Required work: Write out every entry precisely as given, leaving the pictures out.
----------------
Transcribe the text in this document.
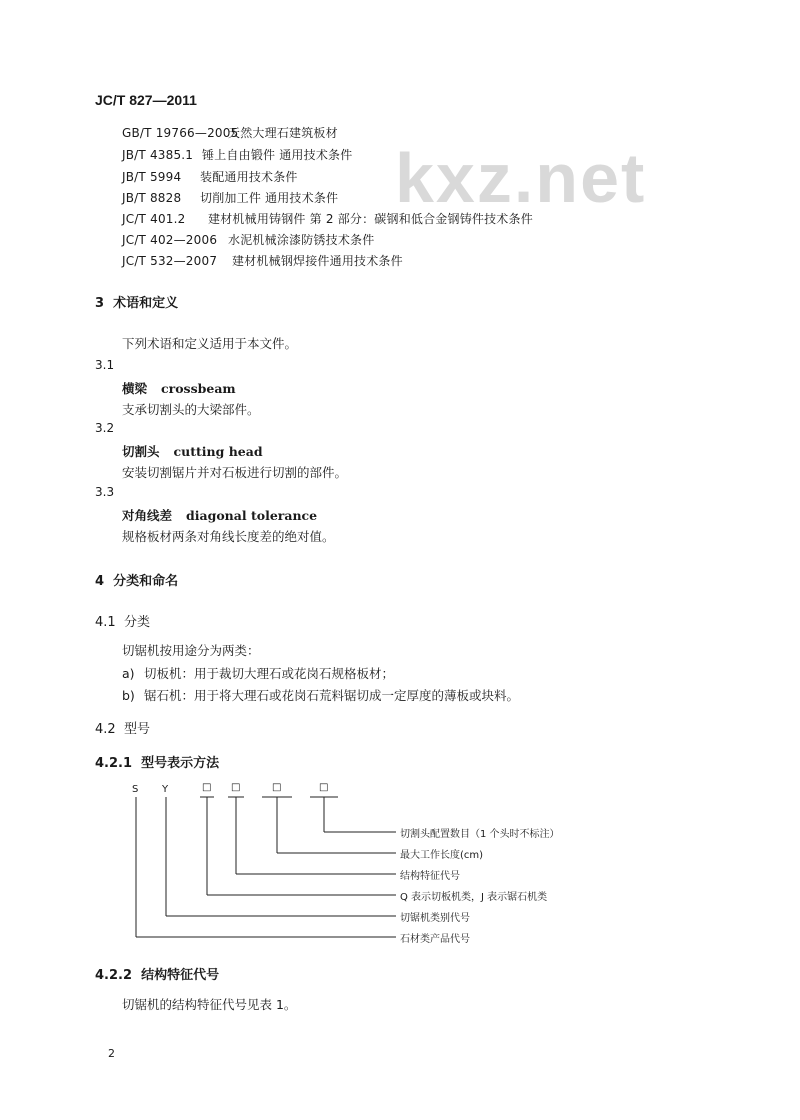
kxz.net
JC/T 827—2011
GB/T 19766—2005 天然大理石建筑板材
JB/T 4385.1 锤上自由锻件 通用技术条件
JB/T 5994 装配通用技术条件
JB/T 8828 切削加工件 通用技术条件
JC/T 401.2 建材机械用铸钢件 第 2 部分：碳钢和低合金钢铸件技术条件
JC/T 402—2006 水泥机械涂漆防锈技术条件
JC/T 532—2007 建材机械钢焊接件通用技术条件
3  术语和定义
下列术语和定义适用于本文件。
3.1
横梁 crossbeam
支承切割头的大梁部件。
3.2
切割头 cutting head
安装切割锯片并对石板进行切割的部件。
3.3
对角线差 diagonal tolerance
规格板材两条对角线长度差的绝对值。
4  分类和命名
4.1  分类
切锯机按用途分为两类：
a) 切板机：用于裁切大理石或花岗石规格板材；
b) 锯石机：用于将大理石或花岗石荒料锯切成一定厚度的薄板或块料。
4.2  型号
4.2.1  型号表示方法
S Y	□ □	□	□
切割头配置数目（1 个头时不标注）
最大工作长度(cm)
结构特征代号
Q 表示切板机类，J 表示锯石机类
切锯机类别代号
石材类产品代号
4.2.2  结构特征代号
切锯机的结构特征代号见表 1。
2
----------------
The output:
Transcribe the text in this document.
kxz.net
JC/T 827—2011
GB/T 19766—2005 天然大理石建筑板材
JB/T 4385.1 锤上自由锻件 通用技术条件
JB/T 5994 装配通用技术条件
JB/T 8828 切削加工件 通用技术条件
JC/T 401.2 建材机械用铸钢件 第 2 部分：碳钢和低合金钢铸件技术条件
JC/T 402—2006 水泥机械涂漆防锈技术条件
JC/T 532—2007 建材机械钢焊接件通用技术条件
3  术语和定义
下列术语和定义适用于本文件。
3.1
横梁 crossbeam
支承切割头的大梁部件。
3.2
切割头 cutting head
安装切割锯片并对石板进行切割的部件。
3.3
对角线差 diagonal tolerance
规格板材两条对角线长度差的绝对值。
4  分类和命名
4.1  分类
切锯机按用途分为两类：
a) 切板机：用于裁切大理石或花岗石规格板材；
b) 锯石机：用于将大理石或花岗石荒料锯切成一定厚度的薄板或块料。
4.2  型号
4.2.1  型号表示方法
S Y	□ □	□	□
切割头配置数目（1 个头时不标注）
最大工作长度(cm)
结构特征代号
Q 表示切板机类，J 表示锯石机类
切锯机类别代号
石材类产品代号
4.2.2  结构特征代号
切锯机的结构特征代号见表 1。
2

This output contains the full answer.